## INSTRUCTIONS FOR THE TASK
Every record below should be transcribed exactly. Omit the images.

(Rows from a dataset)

━━━

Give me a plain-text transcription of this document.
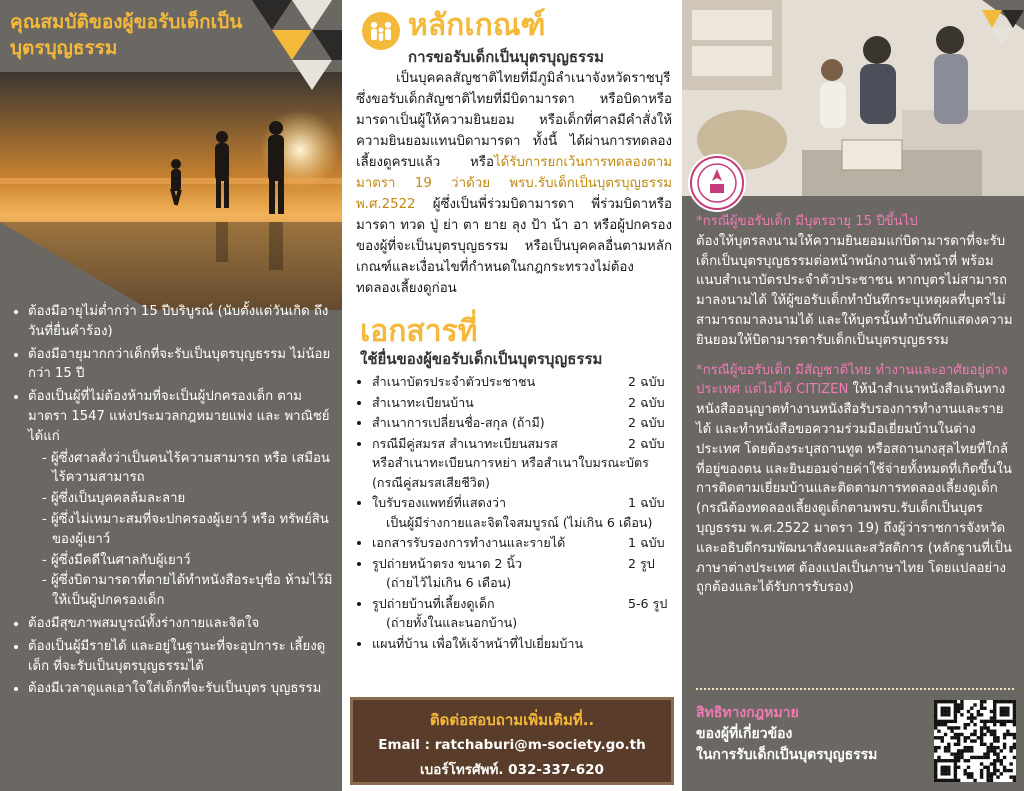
คุณสมบัติของผู้ขอรับเด็กเป็นบุตรบุญธรรม
• ต้องมีอายุไม่ต่ำกว่า 15 ปีบริบูรณ์ (นับตั้งแต่วันเกิด ถึงวันที่ยื่นคำร้อง)
• ต้องมีอายุมากกว่าเด็กที่จะรับเป็นบุตรบุญธรรม ไม่น้อยกว่า 15 ปี
• ต้องเป็นผู้ที่ไม่ต้องห้ามที่จะเป็นผู้ปกครองเด็ก ตามมาตรา 1547 แห่งประมวลกฎหมายแพ่ง และ พาณิชย์ ได้แก่
- ผู้ซึ่งศาลสั่งว่าเป็นคนไร้ความสามารถ หรือ เสมือนไร้ความสามารถ
- ผู้ซึ่งเป็นบุคคลล้มละลาย
- ผู้ซึ่งไม่เหมาะสมที่จะปกครองผู้เยาว์ หรือ ทรัพย์สินของผู้เยาว์
- ผู้ซึ่งมีคดีในศาลกับผู้เยาว์
- ผู้ซึ่งบิดามารดาที่ตายได้ทำหนังสือระบุชื่อ ห้ามไว้มิให้เป็นผู้ปกครองเด็ก
• ต้องมีสุขภาพสมบูรณ์ทั้งร่างกายและจิตใจ
• ต้องเป็นผู้มีรายได้ และอยู่ในฐานะที่จะอุปการะ เลี้ยงดูเด็ก ที่จะรับเป็นบุตรบุญธรรมได้
• ต้องมีเวลาดูแลเอาใจใส่เด็กที่จะรับเป็นบุตร บุญธรรม
หลักเกณฑ์
การขอรับเด็กเป็นบุตรบุญธรรม
เป็นบุคคลสัญชาติไทยที่มีภูมิลำเนาจังหวัดราชบุรี ซึ่งขอรับเด็กสัญชาติไทยที่มีบิดามารดา หรือบิดาหรือมารดาเป็นผู้ให้ความยินยอม หรือเด็กที่ศาลมีคำสั่งให้ความยินยอมแทนบิดามารดา ทั้งนี้ ได้ผ่านการทดลองเลี้ยงดูครบแล้ว หรือได้รับการยกเว้นการทดลองตามมาตรา 19 ว่าด้วย พรบ.รับเด็กเป็นบุตรบุญธรรม พ.ศ.2522 ผู้ซึ่งเป็นพี่ร่วมบิดามารดา พี่ร่วมบิดาหรือมารดา ทวด ปู่ ย่า ตา ยาย ลุง ป้า น้า อา หรือผู้ปกครองของผู้ที่จะเป็นบุตรบุญธรรม หรือเป็นบุคคลอื่นตามหลักเกณฑ์และเงื่อนไขที่กำหนดในกฎกระทรวงไม่ต้องทดลองเลี้ยงดูก่อน
เอกสารที่
ใช้ยื่นของผู้ขอรับเด็กเป็นบุตรบุญธรรม
• สำเนาบัตรประจำตัวประชาชน	2 ฉบับ
• สำเนาทะเบียนบ้าน	2 ฉบับ
• สำเนาการเปลี่ยนชื่อ-สกุล (ถ้ามี)	2 ฉบับ
• กรณีมีคู่สมรส สำเนาทะเบียนสมรส	2 ฉบับ
หรือสำเนาทะเบียนการหย่า หรือสำเนาใบมรณะบัตร (กรณีคู่สมรสเสียชีวิต)
• ใบรับรองแพทย์ที่แสดงว่า	1 ฉบับ
เป็นผู้มีร่างกายและจิตใจสมบูรณ์ (ไม่เกิน 6 เดือน)
• เอกสารรับรองการทำงานและรายได้	1 ฉบับ
• รูปถ่ายหน้าตรง ขนาด 2 นิ้ว	2 รูป
(ถ่ายไว้ไม่เกิน 6 เดือน)
• รูปถ่ายบ้านที่เลี้ยงดูเด็ก	5-6 รูป
(ถ่ายทั้งในและนอกบ้าน)
• แผนที่บ้าน เพื่อให้เจ้าหน้าที่ไปเยี่ยมบ้าน
ติดต่อสอบถามเพิ่มเติมที่..
Email : ratchaburi@m-society.go.th
เบอร์โทรศัพท์. 032-337-620

*กรณีผู้ขอรับเด็ก มีบุตรอายุ 15 ปีขึ้นไป
ต้องให้บุตรลงนามให้ความยินยอมแก่บิดามารดาที่จะรับเด็กเป็นบุตรบุญธรรมต่อหน้าพนักงานเจ้าหน้าที่ พร้อมแนบสำเนาบัตรประจำตัวประชาชน หากบุตรไม่สามารถมาลงนามได้ ให้ผู้ขอรับเด็กทำบันทึกระบุเหตุผลที่บุตรไม่สามารถมาลงนามได้ และให้บุตรนั้นทำบันทึกแสดงความยินยอมให้บิดามารดารับเด็กเป็นบุตรบุญธรรม

*กรณีผู้ขอรับเด็ก มีสัญชาติไทย ทำงานและอาศัยอยู่ต่างประเทศ แต่ไม่ได้ CITIZEN ให้นำสำเนาหนังสือเดินทาง หนังสืออนุญาตทำงานหนังสือรับรองการทำงานและรายได้ และทำหนังสือขอความร่วมมือเยี่ยมบ้านในต่างประเทศ โดยต้องระบุสถานทูต หรือสถานกงสุลไทยที่ใกล้ที่อยู่ของตน และยินยอมจ่ายค่าใช้จ่ายทั้งหมดที่เกิดขึ้นในการติดตามเยี่ยมบ้านและติดตามการทดลองเลี้ยงดูเด็ก (กรณีต้องทดลองเลี้ยงดูเด็กตามพรบ.รับเด็กเป็นบุตรบุญธรรม พ.ศ.2522 มาตรา 19) ถึงผู้ว่าราชการจังหวัด และอธิบดีกรมพัฒนาสังคมและสวัสดิการ (หลักฐานที่เป็นภาษาต่างประเทศ ต้องแปลเป็นภาษาไทย โดยแปลอย่างถูกต้องและได้รับการรับรอง)

สิทธิทางกฎหมาย
ของผู้ที่เกี่ยวข้อง
ในการรับเด็กเป็นบุตรบุญธรรม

━━━

## RESPONSE TO THIS EXERCISE
Give me a plain-text transcription of this document.
คุณสมบัติของผู้ขอรับเด็กเป็นบุตรบุญธรรม
• ต้องมีอายุไม่ต่ำกว่า 15 ปีบริบูรณ์ (นับตั้งแต่วันเกิด ถึงวันที่ยื่นคำร้อง)
• ต้องมีอายุมากกว่าเด็กที่จะรับเป็นบุตรบุญธรรม ไม่น้อยกว่า 15 ปี
• ต้องเป็นผู้ที่ไม่ต้องห้ามที่จะเป็นผู้ปกครองเด็ก ตามมาตรา 1547 แห่งประมวลกฎหมายแพ่ง และ พาณิชย์ ได้แก่
- ผู้ซึ่งศาลสั่งว่าเป็นคนไร้ความสามารถ หรือ เสมือนไร้ความสามารถ
- ผู้ซึ่งเป็นบุคคลล้มละลาย
- ผู้ซึ่งไม่เหมาะสมที่จะปกครองผู้เยาว์ หรือ ทรัพย์สินของผู้เยาว์
- ผู้ซึ่งมีคดีในศาลกับผู้เยาว์
- ผู้ซึ่งบิดามารดาที่ตายได้ทำหนังสือระบุชื่อ ห้ามไว้มิให้เป็นผู้ปกครองเด็ก
• ต้องมีสุขภาพสมบูรณ์ทั้งร่างกายและจิตใจ
• ต้องเป็นผู้มีรายได้ และอยู่ในฐานะที่จะอุปการะ เลี้ยงดูเด็ก ที่จะรับเป็นบุตรบุญธรรมได้
• ต้องมีเวลาดูแลเอาใจใส่เด็กที่จะรับเป็นบุตร บุญธรรม
หลักเกณฑ์
การขอรับเด็กเป็นบุตรบุญธรรม
เป็นบุคคลสัญชาติไทยที่มีภูมิลำเนาจังหวัดราชบุรี ซึ่งขอรับเด็กสัญชาติไทยที่มีบิดามารดา หรือบิดาหรือมารดาเป็นผู้ให้ความยินยอม หรือเด็กที่ศาลมีคำสั่งให้ความยินยอมแทนบิดามารดา ทั้งนี้ ได้ผ่านการทดลองเลี้ยงดูครบแล้ว หรือได้รับการยกเว้นการทดลองตามมาตรา 19 ว่าด้วย พรบ.รับเด็กเป็นบุตรบุญธรรม พ.ศ.2522 ผู้ซึ่งเป็นพี่ร่วมบิดามารดา พี่ร่วมบิดาหรือมารดา ทวด ปู่ ย่า ตา ยาย ลุง ป้า น้า อา หรือผู้ปกครองของผู้ที่จะเป็นบุตรบุญธรรม หรือเป็นบุคคลอื่นตามหลักเกณฑ์และเงื่อนไขที่กำหนดในกฎกระทรวงไม่ต้องทดลองเลี้ยงดูก่อน
เอกสารที่
ใช้ยื่นของผู้ขอรับเด็กเป็นบุตรบุญธรรม
• สำเนาบัตรประจำตัวประชาชน	2 ฉบับ
• สำเนาทะเบียนบ้าน	2 ฉบับ
• สำเนาการเปลี่ยนชื่อ-สกุล (ถ้ามี)	2 ฉบับ
• กรณีมีคู่สมรส สำเนาทะเบียนสมรส	2 ฉบับ
หรือสำเนาทะเบียนการหย่า หรือสำเนาใบมรณะบัตร (กรณีคู่สมรสเสียชีวิต)
• ใบรับรองแพทย์ที่แสดงว่า	1 ฉบับ
เป็นผู้มีร่างกายและจิตใจสมบูรณ์ (ไม่เกิน 6 เดือน)
• เอกสารรับรองการทำงานและรายได้	1 ฉบับ
• รูปถ่ายหน้าตรง ขนาด 2 นิ้ว	2 รูป
(ถ่ายไว้ไม่เกิน 6 เดือน)
• รูปถ่ายบ้านที่เลี้ยงดูเด็ก	5-6 รูป
(ถ่ายทั้งในและนอกบ้าน)
• แผนที่บ้าน เพื่อให้เจ้าหน้าที่ไปเยี่ยมบ้าน
ติดต่อสอบถามเพิ่มเติมที่..
Email : ratchaburi@m-society.go.th
เบอร์โทรศัพท์. 032-337-620

*กรณีผู้ขอรับเด็ก มีบุตรอายุ 15 ปีขึ้นไป
ต้องให้บุตรลงนามให้ความยินยอมแก่บิดามารดาที่จะรับเด็กเป็นบุตรบุญธรรมต่อหน้าพนักงานเจ้าหน้าที่ พร้อมแนบสำเนาบัตรประจำตัวประชาชน หากบุตรไม่สามารถมาลงนามได้ ให้ผู้ขอรับเด็กทำบันทึกระบุเหตุผลที่บุตรไม่สามารถมาลงนามได้ และให้บุตรนั้นทำบันทึกแสดงความยินยอมให้บิดามารดารับเด็กเป็นบุตรบุญธรรม

*กรณีผู้ขอรับเด็ก มีสัญชาติไทย ทำงานและอาศัยอยู่ต่างประเทศ แต่ไม่ได้ CITIZEN ให้นำสำเนาหนังสือเดินทาง หนังสืออนุญาตทำงานหนังสือรับรองการทำงานและรายได้ และทำหนังสือขอความร่วมมือเยี่ยมบ้านในต่างประเทศ โดยต้องระบุสถานทูต หรือสถานกงสุลไทยที่ใกล้ที่อยู่ของตน และยินยอมจ่ายค่าใช้จ่ายทั้งหมดที่เกิดขึ้นในการติดตามเยี่ยมบ้านและติดตามการทดลองเลี้ยงดูเด็ก (กรณีต้องทดลองเลี้ยงดูเด็กตามพรบ.รับเด็กเป็นบุตรบุญธรรม พ.ศ.2522 มาตรา 19) ถึงผู้ว่าราชการจังหวัด และอธิบดีกรมพัฒนาสังคมและสวัสดิการ (หลักฐานที่เป็นภาษาต่างประเทศ ต้องแปลเป็นภาษาไทย โดยแปลอย่างถูกต้องและได้รับการรับรอง)

สิทธิทางกฎหมาย
ของผู้ที่เกี่ยวข้อง
ในการรับเด็กเป็นบุตรบุญธรรม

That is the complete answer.